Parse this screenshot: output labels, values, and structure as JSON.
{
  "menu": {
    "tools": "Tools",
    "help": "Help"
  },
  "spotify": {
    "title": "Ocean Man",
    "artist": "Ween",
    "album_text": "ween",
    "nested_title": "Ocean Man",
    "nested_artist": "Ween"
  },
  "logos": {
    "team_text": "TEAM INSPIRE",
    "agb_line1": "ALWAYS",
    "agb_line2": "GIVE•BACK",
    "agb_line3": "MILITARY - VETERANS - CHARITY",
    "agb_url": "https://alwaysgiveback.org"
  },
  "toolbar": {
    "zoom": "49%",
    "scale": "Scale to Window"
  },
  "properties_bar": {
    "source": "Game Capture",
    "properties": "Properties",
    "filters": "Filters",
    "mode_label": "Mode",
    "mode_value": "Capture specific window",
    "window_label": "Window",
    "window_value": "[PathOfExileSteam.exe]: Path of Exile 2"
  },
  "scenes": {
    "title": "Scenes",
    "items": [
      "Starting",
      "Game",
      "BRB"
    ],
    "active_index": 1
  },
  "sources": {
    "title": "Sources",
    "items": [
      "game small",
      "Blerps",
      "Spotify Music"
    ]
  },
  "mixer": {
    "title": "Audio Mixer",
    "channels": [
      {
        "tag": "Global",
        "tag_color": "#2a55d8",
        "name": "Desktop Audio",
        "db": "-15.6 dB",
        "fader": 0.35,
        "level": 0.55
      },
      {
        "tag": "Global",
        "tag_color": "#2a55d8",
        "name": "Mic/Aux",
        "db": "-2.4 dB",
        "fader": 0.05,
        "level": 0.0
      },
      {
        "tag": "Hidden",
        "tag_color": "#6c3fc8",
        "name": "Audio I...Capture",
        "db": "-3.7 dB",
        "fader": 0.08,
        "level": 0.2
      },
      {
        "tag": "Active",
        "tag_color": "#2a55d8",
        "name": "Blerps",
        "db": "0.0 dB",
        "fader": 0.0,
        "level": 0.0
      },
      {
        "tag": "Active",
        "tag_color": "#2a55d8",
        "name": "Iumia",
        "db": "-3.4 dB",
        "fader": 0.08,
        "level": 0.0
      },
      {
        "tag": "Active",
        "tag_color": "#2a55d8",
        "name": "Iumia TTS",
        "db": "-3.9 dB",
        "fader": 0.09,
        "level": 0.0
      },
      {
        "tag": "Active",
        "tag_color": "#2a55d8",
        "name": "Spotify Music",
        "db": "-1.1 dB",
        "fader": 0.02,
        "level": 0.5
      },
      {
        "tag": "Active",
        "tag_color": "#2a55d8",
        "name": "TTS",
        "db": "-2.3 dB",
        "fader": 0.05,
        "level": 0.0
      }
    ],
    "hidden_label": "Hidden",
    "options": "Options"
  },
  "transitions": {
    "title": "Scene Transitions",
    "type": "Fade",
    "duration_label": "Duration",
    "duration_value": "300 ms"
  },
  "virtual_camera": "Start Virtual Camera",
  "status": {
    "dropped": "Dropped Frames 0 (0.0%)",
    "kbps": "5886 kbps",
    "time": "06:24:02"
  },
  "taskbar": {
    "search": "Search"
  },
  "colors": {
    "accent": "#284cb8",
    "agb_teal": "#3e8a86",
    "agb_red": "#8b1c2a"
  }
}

- - - - - - -

(Prompt)
Above are the records; retype every one exactly.

(Task response)
Parse this screenshot: output labels, values, and structure as JSON.
{
  "menu": {
    "tools": "Tools",
    "help": "Help"
  },
  "spotify": {
    "title": "Ocean Man",
    "artist": "Ween",
    "album_text": "ween",
    "nested_title": "Ocean Man",
    "nested_artist": "Ween"
  },
  "logos": {
    "team_text": "TEAM INSPIRE",
    "agb_line1": "ALWAYS",
    "agb_line2": "GIVE•BACK",
    "agb_line3": "MILITARY - VETERANS - CHARITY",
    "agb_url": "https://alwaysgiveback.org"
  },
  "toolbar": {
    "zoom": "49%",
    "scale": "Scale to Window"
  },
  "properties_bar": {
    "source": "Game Capture",
    "properties": "Properties",
    "filters": "Filters",
    "mode_label": "Mode",
    "mode_value": "Capture specific window",
    "window_label": "Window",
    "window_value": "[PathOfExileSteam.exe]: Path of Exile 2"
  },
  "scenes": {
    "title": "Scenes",
    "items": [
      "Starting",
      "Game",
      "BRB"
    ],
    "active_index": 1
  },
  "sources": {
    "title": "Sources",
    "items": [
      "game small",
      "Blerps",
      "Spotify Music"
    ]
  },
  "mixer": {
    "title": "Audio Mixer",
    "channels": [
      {
        "tag": "Global",
        "tag_color": "#2a55d8",
        "name": "Desktop Audio",
        "db": "-15.6 dB",
        "fader": 0.35,
        "level": 0.55
      },
      {
        "tag": "Global",
        "tag_color": "#2a55d8",
        "name": "Mic/Aux",
        "db": "-2.4 dB",
        "fader": 0.05,
        "level": 0.0
      },
      {
        "tag": "Hidden",
        "tag_color": "#6c3fc8",
        "name": "Audio I...Capture",
        "db": "-3.7 dB",
        "fader": 0.08,
        "level": 0.2
      },
      {
        "tag": "Active",
        "tag_color": "#2a55d8",
        "name": "Blerps",
        "db": "0.0 dB",
        "fader": 0.0,
        "level": 0.0
      },
      {
        "tag": "Active",
        "tag_color": "#2a55d8",
        "name": "Iumia",
        "db": "-3.4 dB",
        "fader": 0.08,
        "level": 0.0
      },
      {
        "tag": "Active",
        "tag_color": "#2a55d8",
        "name": "Iumia TTS",
        "db": "-3.9 dB",
        "fader": 0.09,
        "level": 0.0
      },
      {
        "tag": "Active",
        "tag_color": "#2a55d8",
        "name": "Spotify Music",
        "db": "-1.1 dB",
        "fader": 0.02,
        "level": 0.5
      },
      {
        "tag": "Active",
        "tag_color": "#2a55d8",
        "name": "TTS",
        "db": "-2.3 dB",
        "fader": 0.05,
        "level": 0.0
      }
    ],
    "hidden_label": "Hidden",
    "options": "Options"
  },
  "transitions": {
    "title": "Scene Transitions",
    "type": "Fade",
    "duration_label": "Duration",
    "duration_value": "300 ms"
  },
  "virtual_camera": "Start Virtual Camera",
  "status": {
    "dropped": "Dropped Frames 0 (0.0%)",
    "kbps": "5886 kbps",
    "time": "06:24:02"
  },
  "taskbar": {
    "search": "Search"
  },
  "colors": {
    "accent": "#284cb8",
    "agb_teal": "#3e8a86",
    "agb_red": "#8b1c2a"
  }
}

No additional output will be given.